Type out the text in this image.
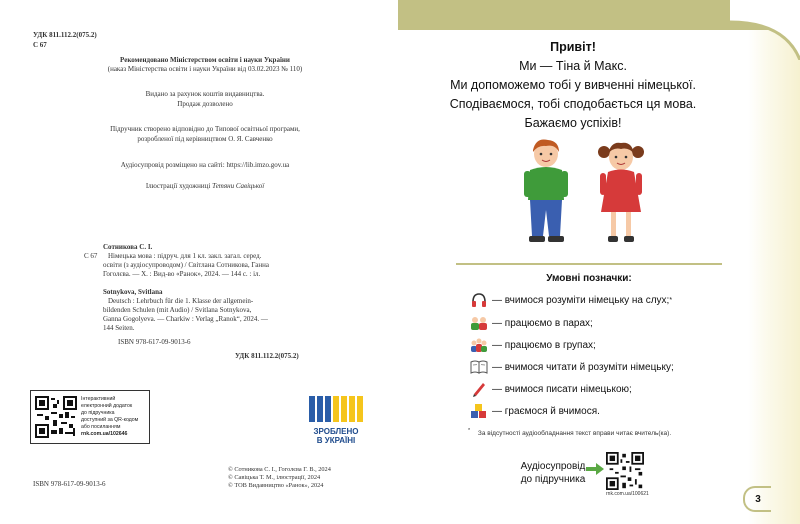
УДК 811.112.2(075.2)
С 67
Рекомендовано Міністерством освіти і науки України
(наказ Міністерства освіти і науки України від 03.02.2023 № 110)
Видано за рахунок коштів видавництва.
Продаж дозволено
Підручник створено відповідно до Типової освітньої програми,
розробленої під керівництвом О. Я. Савченко
Аудіосупровід розміщено на сайті: https://lib.imzo.gov.ua
Ілюстрації художниці Тетяни Савіцької
Сотникова С. І.
С 67 Німецька мова : підруч. для 1 кл. закл. загал. серед.
освіти (з аудіосупроводом) / Світлана Сотникова, Ганна
Гоголєва. — Х. : Вид-во «Ранок», 2024. — 144 с. : іл.
Sotnykova, Svitlana
Deutsch : Lehrbuch für die 1. Klasse der allgemein-
bildenden Schulen (mit Audio) / Svitlana Sotnykova,
Ganna Gogolyeva. — Charkiw : Verlag „Ranok“, 2024. —
144 Seiten.
ISBN 978-617-09-9013-6
УДК 811.112.2(075.2)
Інтерактивний
електронний додаток
до підручника
доступний за QR-кодом
або посиланням
rnk.com.ua/102646	ЗРОБЛЕНО
В УКРАЇНІ
© Сотникова С. І., Гоголєва Г. В., 2024
© Савіцька Т. М., ілюстрації, 2024
© ТОВ Видавництво «Ранок», 2024
ISBN 978-617-09-9013-6
Привіт!
Ми — Тіна й Макс.
Ми допоможемо тобі у вивченні німецької.
Сподіваємося, тобі сподобається ця мова.
Бажаємо успіхів!
Умовні позначки:
— вчимося розуміти німецьку на слух; *
— працюємо в парах;
— працюємо в групах;
— вчимося читати й розуміти німецьку;
— вчимося писати німецькою;
— граємося й вчимося.
* За відсутності аудіообладнання текст вправи читає вчитель(ка).
Аудіосупровід
до підручника
rnk.com.ua/100621	3
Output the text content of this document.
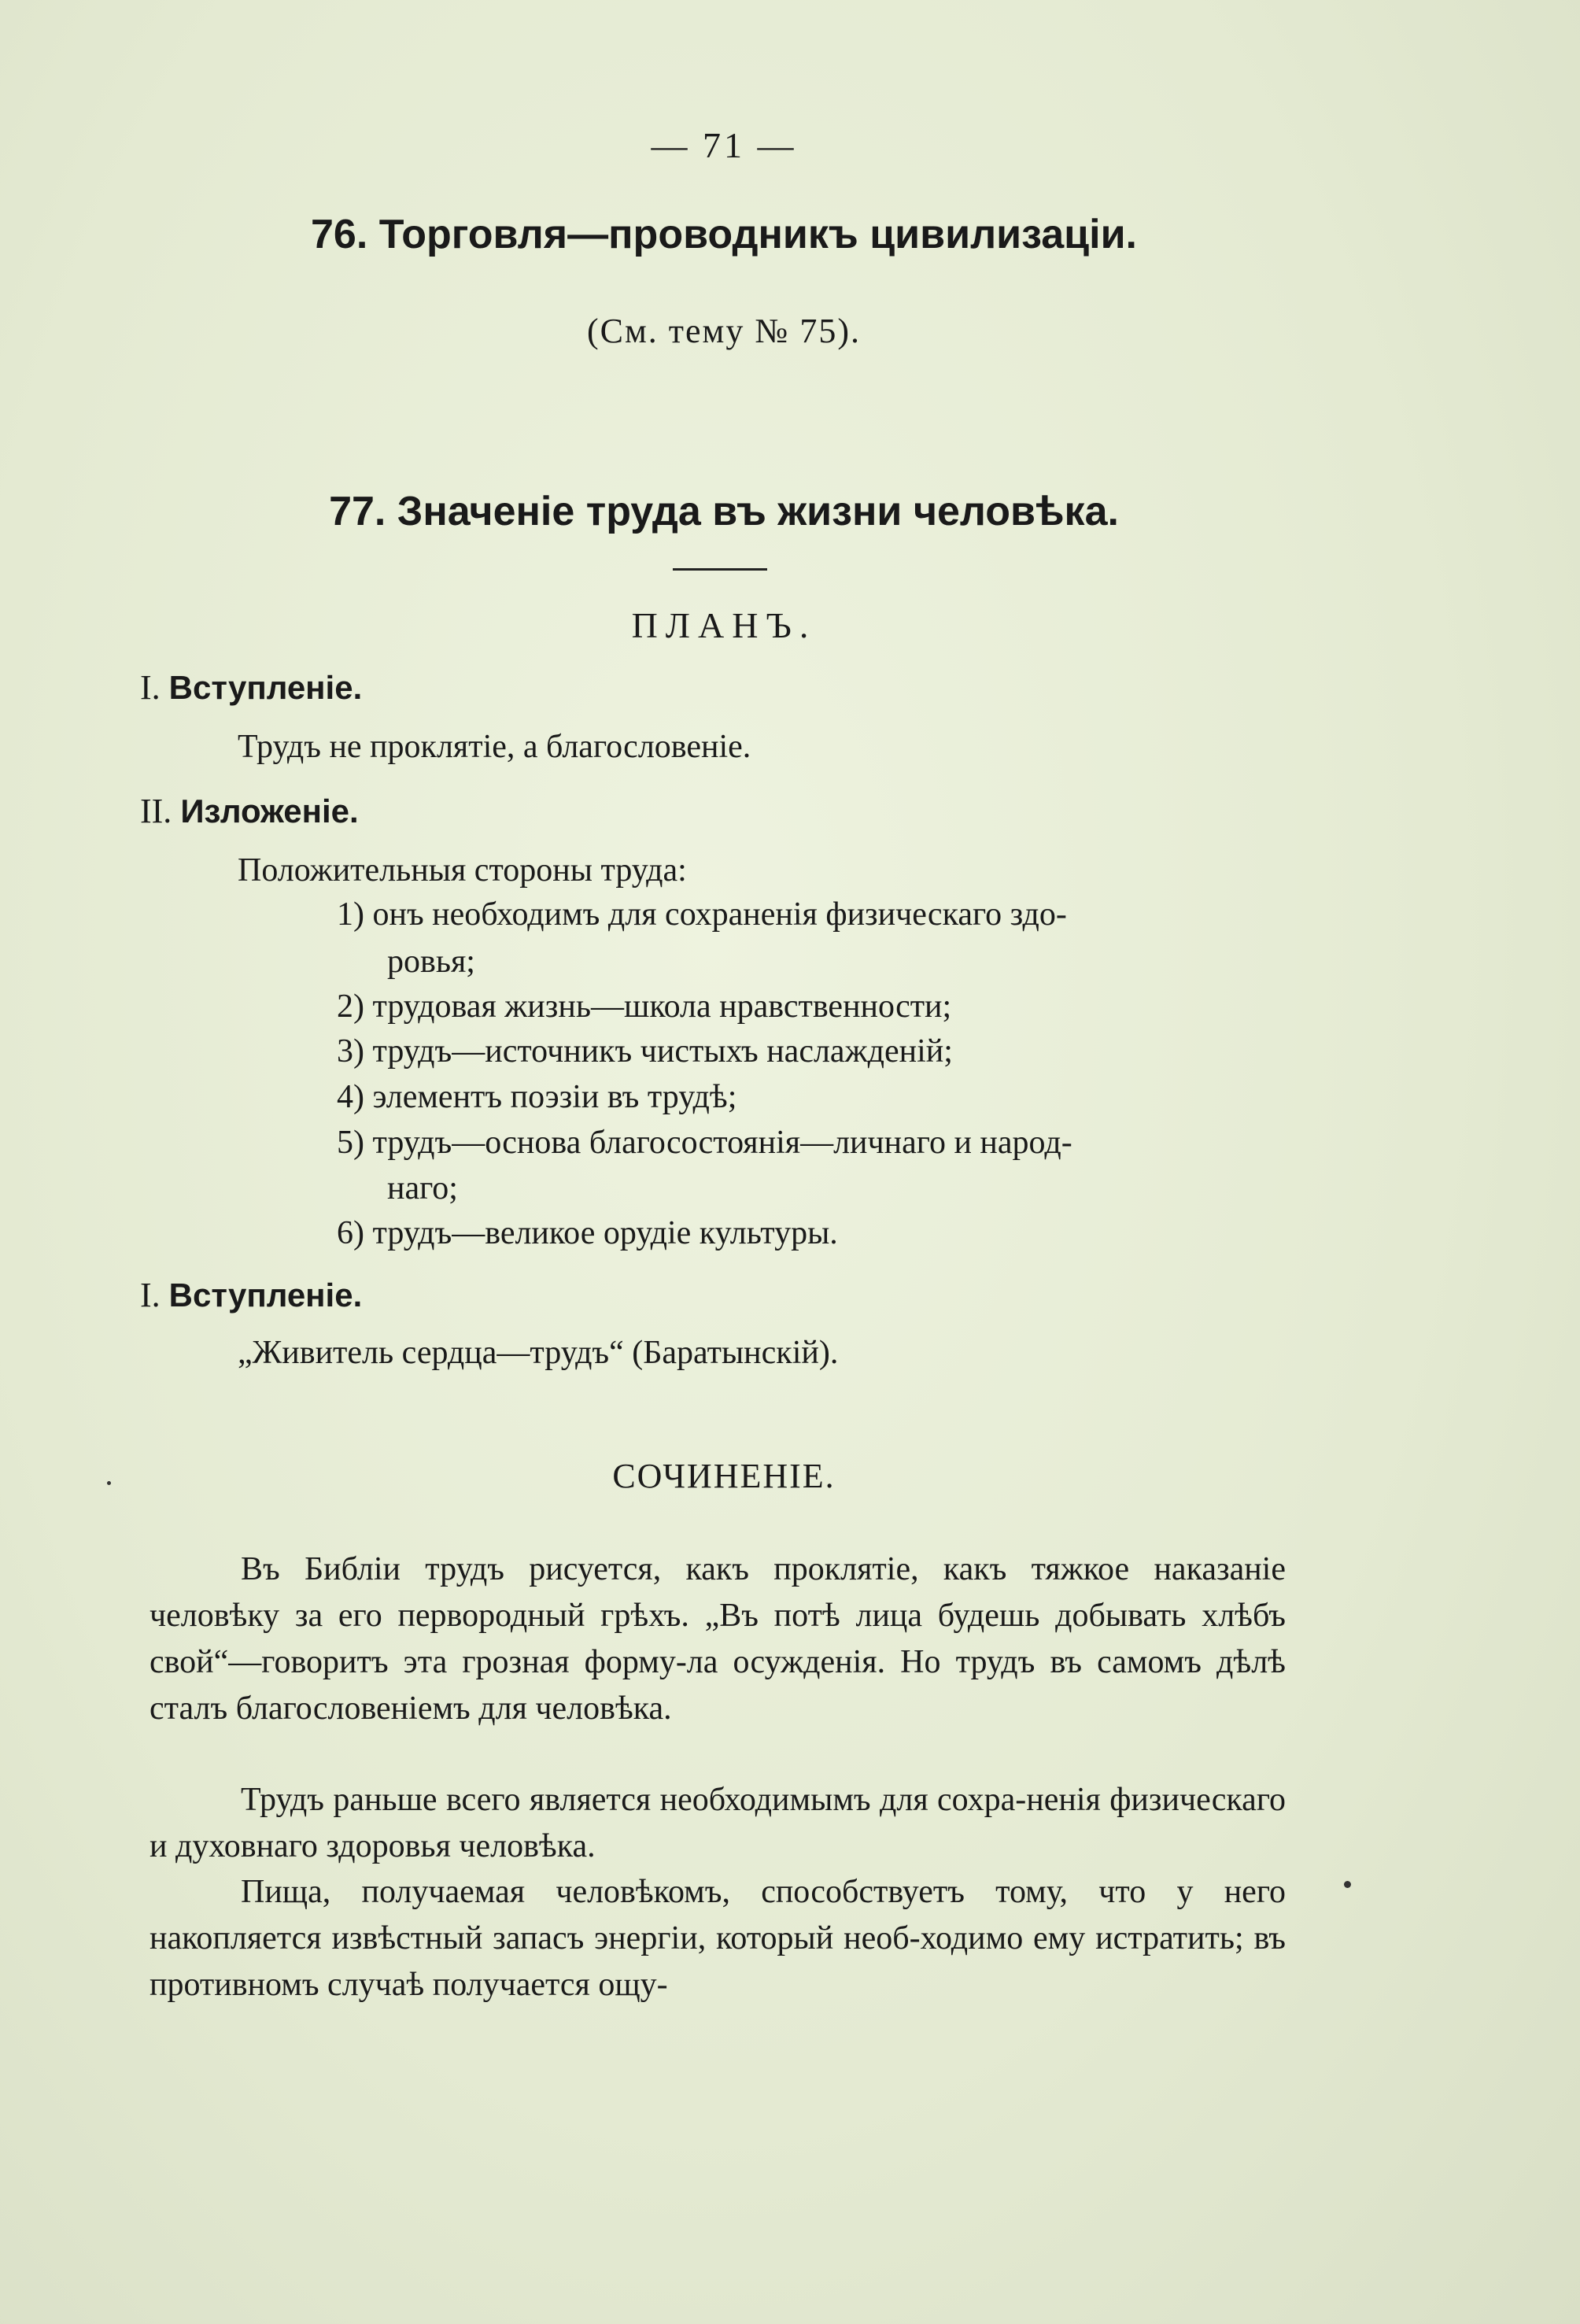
— 71 —
76. Торговля—проводникъ цивилизаціи.
(См. тему № 75).
77. Значеніе труда въ жизни человѣка.
ПЛАНЪ.
I. Вступленіе.
Трудъ не проклятіе, а благословеніе.
II. Изложеніе.
Положительныя стороны труда:
1) онъ необходимъ для сохраненія физическаго здо-
ровья;
2) трудовая жизнь—школа нравственности;
3) трудъ—источникъ чистыхъ наслажденій;
4) элементъ поэзіи въ трудѣ;
5) трудъ—основа благосостоянія—личнаго и народ-
наго;
6) трудъ—великое орудіе культуры.
I. Вступленіе.
„Живитель сердца—трудъ“ (Баратынскій).
СОЧИНЕНІЕ.
Въ Библіи трудъ рисуется, какъ проклятіе, какъ тяжкое наказаніе человѣку за его первородный грѣхъ. „Въ потѣ лица будешь добывать хлѣбъ свой“—говоритъ эта грозная форму-ла осужденія. Но трудъ въ самомъ дѣлѣ сталъ благословеніемъ для человѣка.
Трудъ раньше всего является необходимымъ для сохра-ненія физическаго и духовнаго здоровья человѣка.
Пища, получаемая человѣкомъ, способствуетъ тому, что у него накопляется извѣстный запасъ энергіи, который необ-ходимо ему истратить; въ противномъ случаѣ получается ощу-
★ ★ ★
**Task:** Retype, word for word, only the lines from the line with "Output the text content of this document." to the final line of the listing above; the pictures do not belong in the copy.

**Result:**
Output the text content of this document.
— 71 —
76. Торговля—проводникъ цивилизаціи.
(См. тему № 75).
77. Значеніе труда въ жизни человѣка.
ПЛАНЪ.
I. Вступленіе.
Трудъ не проклятіе, а благословеніе.
II. Изложеніе.
Положительныя стороны труда:
1) онъ необходимъ для сохраненія физическаго здо-
ровья;
2) трудовая жизнь—школа нравственности;
3) трудъ—источникъ чистыхъ наслажденій;
4) элементъ поэзіи въ трудѣ;
5) трудъ—основа благосостоянія—личнаго и народ-
наго;
6) трудъ—великое орудіе культуры.
I. Вступленіе.
„Живитель сердца—трудъ“ (Баратынскій).
СОЧИНЕНІЕ.
Въ Библіи трудъ рисуется, какъ проклятіе, какъ тяжкое наказаніе человѣку за его первородный грѣхъ. „Въ потѣ лица будешь добывать хлѣбъ свой“—говоритъ эта грозная форму-ла осужденія. Но трудъ въ самомъ дѣлѣ сталъ благословеніемъ для человѣка.
Трудъ раньше всего является необходимымъ для сохра-ненія физическаго и духовнаго здоровья человѣка.
Пища, получаемая человѣкомъ, способствуетъ тому, что у него накопляется извѣстный запасъ энергіи, который необ-ходимо ему истратить; въ противномъ случаѣ получается ощу-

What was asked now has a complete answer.